■ Instruction:
Using the records that follow, copy every line containing the word "frequency".
>> start Provided records
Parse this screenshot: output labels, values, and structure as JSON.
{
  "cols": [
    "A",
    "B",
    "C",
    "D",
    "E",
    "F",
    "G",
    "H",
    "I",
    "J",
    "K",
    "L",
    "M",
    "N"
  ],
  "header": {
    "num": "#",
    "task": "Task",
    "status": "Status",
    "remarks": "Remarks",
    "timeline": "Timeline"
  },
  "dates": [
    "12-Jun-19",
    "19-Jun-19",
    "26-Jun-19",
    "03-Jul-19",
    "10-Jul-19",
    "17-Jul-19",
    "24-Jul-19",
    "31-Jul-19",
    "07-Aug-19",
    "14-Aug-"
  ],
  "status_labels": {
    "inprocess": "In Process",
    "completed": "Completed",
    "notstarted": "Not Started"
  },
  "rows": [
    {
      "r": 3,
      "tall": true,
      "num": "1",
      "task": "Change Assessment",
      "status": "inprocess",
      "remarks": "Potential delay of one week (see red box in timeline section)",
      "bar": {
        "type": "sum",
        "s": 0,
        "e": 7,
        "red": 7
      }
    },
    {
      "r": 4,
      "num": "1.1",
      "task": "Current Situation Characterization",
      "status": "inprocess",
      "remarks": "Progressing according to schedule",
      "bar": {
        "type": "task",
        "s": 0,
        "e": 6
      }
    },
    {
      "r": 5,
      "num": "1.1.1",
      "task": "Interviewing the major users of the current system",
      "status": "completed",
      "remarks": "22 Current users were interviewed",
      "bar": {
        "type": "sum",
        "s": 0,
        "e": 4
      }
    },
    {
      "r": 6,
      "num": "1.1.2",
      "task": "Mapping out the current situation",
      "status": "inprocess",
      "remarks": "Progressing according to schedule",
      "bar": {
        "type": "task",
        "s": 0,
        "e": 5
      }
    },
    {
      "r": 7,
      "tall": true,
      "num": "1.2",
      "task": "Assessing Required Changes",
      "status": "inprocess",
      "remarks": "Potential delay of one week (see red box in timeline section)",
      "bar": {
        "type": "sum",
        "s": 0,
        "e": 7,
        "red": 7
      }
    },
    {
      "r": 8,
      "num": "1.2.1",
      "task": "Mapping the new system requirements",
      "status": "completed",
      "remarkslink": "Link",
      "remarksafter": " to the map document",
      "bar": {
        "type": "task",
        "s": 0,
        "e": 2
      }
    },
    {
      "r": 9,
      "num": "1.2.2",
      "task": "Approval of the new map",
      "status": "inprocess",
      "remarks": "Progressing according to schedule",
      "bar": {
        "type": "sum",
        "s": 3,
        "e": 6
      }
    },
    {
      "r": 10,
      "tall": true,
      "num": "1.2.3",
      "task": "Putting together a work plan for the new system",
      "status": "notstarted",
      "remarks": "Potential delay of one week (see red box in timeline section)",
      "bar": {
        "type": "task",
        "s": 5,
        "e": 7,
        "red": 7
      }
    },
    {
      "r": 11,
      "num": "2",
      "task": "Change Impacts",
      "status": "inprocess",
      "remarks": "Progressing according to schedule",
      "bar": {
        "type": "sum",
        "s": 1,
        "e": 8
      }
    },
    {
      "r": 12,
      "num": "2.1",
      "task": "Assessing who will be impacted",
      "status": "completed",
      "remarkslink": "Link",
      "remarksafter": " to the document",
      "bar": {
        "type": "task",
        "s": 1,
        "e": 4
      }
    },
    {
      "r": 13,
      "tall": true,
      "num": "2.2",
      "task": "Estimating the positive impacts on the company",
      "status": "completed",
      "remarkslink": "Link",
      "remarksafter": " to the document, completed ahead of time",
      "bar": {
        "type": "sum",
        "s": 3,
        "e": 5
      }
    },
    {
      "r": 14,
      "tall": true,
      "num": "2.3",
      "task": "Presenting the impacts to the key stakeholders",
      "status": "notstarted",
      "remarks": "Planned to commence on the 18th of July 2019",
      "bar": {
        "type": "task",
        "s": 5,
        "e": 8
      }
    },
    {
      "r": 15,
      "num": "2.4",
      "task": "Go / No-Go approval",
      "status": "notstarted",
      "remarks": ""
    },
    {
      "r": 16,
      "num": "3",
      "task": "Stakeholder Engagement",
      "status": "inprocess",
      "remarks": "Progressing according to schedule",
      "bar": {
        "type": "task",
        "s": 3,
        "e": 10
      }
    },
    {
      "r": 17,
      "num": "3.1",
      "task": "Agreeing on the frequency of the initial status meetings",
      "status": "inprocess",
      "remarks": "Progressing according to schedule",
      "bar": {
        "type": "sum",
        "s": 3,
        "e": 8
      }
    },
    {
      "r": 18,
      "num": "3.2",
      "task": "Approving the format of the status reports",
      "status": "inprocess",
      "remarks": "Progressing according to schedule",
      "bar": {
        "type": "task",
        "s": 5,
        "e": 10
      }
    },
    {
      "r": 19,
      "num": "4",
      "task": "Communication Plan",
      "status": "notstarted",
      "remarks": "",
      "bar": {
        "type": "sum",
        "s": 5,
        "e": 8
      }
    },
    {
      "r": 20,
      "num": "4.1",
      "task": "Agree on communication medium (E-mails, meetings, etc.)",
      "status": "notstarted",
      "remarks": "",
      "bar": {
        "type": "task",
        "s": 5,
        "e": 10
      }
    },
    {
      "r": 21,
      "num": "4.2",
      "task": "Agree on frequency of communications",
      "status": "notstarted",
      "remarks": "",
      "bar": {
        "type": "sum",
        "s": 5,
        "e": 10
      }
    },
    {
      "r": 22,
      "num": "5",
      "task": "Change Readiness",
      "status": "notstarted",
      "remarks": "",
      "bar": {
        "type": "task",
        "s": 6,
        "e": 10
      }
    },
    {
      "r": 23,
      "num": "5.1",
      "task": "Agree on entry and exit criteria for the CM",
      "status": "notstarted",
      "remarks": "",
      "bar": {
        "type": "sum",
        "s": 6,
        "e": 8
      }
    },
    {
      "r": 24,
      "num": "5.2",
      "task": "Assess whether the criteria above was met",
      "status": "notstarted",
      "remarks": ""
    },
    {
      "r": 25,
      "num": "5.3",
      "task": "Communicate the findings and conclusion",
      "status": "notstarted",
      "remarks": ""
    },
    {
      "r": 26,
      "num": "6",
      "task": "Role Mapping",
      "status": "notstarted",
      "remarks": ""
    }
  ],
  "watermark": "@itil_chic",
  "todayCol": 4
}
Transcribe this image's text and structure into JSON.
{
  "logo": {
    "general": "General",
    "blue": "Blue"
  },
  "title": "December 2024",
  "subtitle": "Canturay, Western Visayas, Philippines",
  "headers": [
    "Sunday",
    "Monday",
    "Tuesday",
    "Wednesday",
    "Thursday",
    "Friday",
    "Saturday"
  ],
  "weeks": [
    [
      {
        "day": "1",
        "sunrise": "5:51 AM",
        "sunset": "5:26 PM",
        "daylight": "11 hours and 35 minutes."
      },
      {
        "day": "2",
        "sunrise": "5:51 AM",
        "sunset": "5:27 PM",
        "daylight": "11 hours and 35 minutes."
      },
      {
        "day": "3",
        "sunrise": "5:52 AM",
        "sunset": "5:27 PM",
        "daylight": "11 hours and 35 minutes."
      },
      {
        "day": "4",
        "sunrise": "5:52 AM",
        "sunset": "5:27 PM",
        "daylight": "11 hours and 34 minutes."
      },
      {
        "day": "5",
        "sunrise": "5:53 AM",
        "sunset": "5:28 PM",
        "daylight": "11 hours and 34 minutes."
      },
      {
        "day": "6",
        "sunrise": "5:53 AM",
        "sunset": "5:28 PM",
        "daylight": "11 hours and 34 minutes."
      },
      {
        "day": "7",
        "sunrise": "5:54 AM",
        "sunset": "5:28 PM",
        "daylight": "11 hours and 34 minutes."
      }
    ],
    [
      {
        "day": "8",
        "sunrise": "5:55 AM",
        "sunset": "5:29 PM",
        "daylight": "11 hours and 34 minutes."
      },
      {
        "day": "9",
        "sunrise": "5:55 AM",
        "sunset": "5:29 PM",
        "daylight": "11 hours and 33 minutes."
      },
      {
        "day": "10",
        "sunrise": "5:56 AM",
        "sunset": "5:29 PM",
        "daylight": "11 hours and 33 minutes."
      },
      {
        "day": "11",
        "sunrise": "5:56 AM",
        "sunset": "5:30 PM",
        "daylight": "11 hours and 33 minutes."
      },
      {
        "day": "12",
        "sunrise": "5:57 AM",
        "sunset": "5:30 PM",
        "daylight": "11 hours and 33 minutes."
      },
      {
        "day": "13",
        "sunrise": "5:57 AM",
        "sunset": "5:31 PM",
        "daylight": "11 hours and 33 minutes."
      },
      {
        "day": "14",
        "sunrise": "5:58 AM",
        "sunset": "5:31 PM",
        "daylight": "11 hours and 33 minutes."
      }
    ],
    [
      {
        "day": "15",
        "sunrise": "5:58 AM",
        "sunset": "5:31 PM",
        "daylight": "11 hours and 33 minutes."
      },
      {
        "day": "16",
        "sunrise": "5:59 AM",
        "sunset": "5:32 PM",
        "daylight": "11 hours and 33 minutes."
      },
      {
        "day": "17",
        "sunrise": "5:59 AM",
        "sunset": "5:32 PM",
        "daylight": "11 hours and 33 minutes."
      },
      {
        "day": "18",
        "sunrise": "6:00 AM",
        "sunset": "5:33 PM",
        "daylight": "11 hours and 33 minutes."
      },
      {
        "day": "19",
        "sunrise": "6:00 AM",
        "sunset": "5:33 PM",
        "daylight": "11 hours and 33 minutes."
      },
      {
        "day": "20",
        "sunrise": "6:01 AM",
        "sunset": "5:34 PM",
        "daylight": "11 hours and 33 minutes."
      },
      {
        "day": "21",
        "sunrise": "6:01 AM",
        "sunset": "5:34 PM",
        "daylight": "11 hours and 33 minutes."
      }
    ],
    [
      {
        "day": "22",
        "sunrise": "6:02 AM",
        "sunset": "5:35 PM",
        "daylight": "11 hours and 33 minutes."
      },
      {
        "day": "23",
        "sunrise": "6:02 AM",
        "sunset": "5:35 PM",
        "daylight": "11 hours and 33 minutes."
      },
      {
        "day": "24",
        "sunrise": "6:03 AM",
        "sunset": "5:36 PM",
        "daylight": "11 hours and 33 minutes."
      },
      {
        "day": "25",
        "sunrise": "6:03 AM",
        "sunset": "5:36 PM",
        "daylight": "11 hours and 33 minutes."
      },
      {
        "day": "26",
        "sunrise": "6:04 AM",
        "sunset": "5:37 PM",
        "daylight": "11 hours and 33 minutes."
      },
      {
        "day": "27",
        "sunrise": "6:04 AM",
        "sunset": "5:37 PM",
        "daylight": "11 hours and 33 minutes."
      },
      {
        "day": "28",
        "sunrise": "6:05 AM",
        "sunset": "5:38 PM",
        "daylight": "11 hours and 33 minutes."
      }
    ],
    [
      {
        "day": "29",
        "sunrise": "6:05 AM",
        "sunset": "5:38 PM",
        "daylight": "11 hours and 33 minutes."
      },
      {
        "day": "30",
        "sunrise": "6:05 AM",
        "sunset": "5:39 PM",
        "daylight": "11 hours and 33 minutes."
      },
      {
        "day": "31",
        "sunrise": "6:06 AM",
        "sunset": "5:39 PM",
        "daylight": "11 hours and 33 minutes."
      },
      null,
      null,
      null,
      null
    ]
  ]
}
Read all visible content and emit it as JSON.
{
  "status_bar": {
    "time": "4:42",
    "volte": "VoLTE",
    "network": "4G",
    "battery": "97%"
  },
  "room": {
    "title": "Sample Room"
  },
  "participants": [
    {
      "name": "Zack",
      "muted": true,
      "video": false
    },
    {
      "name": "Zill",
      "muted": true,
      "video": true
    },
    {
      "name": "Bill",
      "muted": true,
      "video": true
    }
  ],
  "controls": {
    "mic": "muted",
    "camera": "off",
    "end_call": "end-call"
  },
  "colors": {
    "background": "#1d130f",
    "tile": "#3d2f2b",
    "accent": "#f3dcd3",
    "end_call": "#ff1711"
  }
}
>> end Provided records
■ Exercise answer:
      "task": "Agreeing on the frequency of the initial status meetings",
      "task": "Agree on frequency of communications",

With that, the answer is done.